__TASK BRIEF__: Which lines hold the word "name"? Copy each of them from the material.

__SOURCE MATERIAL__:
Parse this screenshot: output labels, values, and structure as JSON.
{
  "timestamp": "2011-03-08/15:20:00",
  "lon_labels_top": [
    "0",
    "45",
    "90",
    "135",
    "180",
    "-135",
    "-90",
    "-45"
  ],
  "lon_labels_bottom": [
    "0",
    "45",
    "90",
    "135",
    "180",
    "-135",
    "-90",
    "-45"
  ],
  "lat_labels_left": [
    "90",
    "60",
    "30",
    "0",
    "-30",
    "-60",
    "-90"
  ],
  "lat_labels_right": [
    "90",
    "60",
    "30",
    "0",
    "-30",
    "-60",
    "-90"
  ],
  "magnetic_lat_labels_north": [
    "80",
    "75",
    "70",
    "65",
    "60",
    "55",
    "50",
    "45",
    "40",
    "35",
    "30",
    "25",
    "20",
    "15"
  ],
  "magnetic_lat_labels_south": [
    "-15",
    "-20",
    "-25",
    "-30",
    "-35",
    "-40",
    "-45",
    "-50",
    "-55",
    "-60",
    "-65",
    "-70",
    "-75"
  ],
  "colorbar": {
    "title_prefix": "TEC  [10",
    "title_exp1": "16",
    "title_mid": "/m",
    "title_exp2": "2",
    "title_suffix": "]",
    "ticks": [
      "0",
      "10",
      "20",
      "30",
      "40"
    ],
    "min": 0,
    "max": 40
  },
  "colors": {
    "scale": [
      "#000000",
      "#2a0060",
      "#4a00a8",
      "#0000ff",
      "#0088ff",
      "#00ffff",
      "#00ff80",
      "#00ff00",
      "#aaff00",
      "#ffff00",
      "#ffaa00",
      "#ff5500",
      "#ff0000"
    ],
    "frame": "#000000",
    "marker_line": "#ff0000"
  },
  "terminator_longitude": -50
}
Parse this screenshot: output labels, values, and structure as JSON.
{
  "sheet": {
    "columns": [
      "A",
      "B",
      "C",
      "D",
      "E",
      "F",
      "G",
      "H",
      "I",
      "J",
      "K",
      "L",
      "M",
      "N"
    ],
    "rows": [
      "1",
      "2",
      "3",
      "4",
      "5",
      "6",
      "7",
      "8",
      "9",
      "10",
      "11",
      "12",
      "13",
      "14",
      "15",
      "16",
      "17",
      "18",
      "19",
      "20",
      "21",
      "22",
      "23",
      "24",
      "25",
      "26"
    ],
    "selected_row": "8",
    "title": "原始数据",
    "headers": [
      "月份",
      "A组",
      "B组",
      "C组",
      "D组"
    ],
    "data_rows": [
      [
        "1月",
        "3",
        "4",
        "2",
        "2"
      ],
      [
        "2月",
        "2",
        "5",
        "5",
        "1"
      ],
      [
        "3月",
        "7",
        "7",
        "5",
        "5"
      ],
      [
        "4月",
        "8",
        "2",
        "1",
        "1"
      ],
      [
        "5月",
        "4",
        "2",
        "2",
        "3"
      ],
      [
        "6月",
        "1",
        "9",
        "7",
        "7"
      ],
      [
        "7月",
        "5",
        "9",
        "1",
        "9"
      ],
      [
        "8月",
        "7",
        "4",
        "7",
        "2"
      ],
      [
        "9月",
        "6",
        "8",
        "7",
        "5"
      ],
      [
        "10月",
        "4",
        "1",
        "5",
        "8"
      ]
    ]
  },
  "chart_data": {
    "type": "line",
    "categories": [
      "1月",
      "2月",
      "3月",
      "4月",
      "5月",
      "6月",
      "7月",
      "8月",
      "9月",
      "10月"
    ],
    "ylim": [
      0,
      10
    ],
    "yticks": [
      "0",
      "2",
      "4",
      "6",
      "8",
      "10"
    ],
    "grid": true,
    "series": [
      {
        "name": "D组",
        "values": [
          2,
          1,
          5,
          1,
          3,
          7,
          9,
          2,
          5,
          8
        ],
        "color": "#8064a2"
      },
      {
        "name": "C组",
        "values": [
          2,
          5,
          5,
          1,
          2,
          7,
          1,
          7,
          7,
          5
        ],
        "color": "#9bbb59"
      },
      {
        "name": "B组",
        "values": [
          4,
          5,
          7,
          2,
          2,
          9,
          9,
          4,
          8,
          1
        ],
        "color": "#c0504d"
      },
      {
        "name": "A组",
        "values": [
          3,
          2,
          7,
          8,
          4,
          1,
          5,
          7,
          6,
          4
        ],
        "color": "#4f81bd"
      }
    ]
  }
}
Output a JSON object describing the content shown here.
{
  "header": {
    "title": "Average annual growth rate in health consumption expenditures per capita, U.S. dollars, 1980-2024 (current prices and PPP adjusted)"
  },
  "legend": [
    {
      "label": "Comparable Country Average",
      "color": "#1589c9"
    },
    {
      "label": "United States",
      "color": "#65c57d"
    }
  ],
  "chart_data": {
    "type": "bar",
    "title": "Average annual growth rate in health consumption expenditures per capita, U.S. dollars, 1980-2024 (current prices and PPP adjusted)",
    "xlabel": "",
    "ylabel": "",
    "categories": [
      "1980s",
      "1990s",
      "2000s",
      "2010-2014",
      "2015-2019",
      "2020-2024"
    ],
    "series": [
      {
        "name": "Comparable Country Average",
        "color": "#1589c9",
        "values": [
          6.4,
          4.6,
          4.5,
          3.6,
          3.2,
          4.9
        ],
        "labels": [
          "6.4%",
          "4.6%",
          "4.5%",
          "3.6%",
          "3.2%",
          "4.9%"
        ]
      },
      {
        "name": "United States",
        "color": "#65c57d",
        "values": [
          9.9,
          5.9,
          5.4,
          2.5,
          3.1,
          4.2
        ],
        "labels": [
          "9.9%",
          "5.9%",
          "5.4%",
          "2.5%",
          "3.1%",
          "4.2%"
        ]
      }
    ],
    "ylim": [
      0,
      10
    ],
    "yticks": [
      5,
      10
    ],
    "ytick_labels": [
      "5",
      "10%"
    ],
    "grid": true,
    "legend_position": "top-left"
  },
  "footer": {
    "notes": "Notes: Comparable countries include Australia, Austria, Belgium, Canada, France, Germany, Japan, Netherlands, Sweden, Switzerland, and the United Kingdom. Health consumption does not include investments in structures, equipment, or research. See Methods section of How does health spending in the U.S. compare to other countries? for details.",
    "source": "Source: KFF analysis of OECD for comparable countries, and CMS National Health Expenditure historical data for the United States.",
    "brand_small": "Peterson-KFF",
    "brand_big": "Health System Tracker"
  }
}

__SOLVED EXERCISE__:
        "name": "D组",
        "name": "C组",
        "name": "B组",
        "name": "A组",
        "name": "Comparable Country Average",
        "name": "United States",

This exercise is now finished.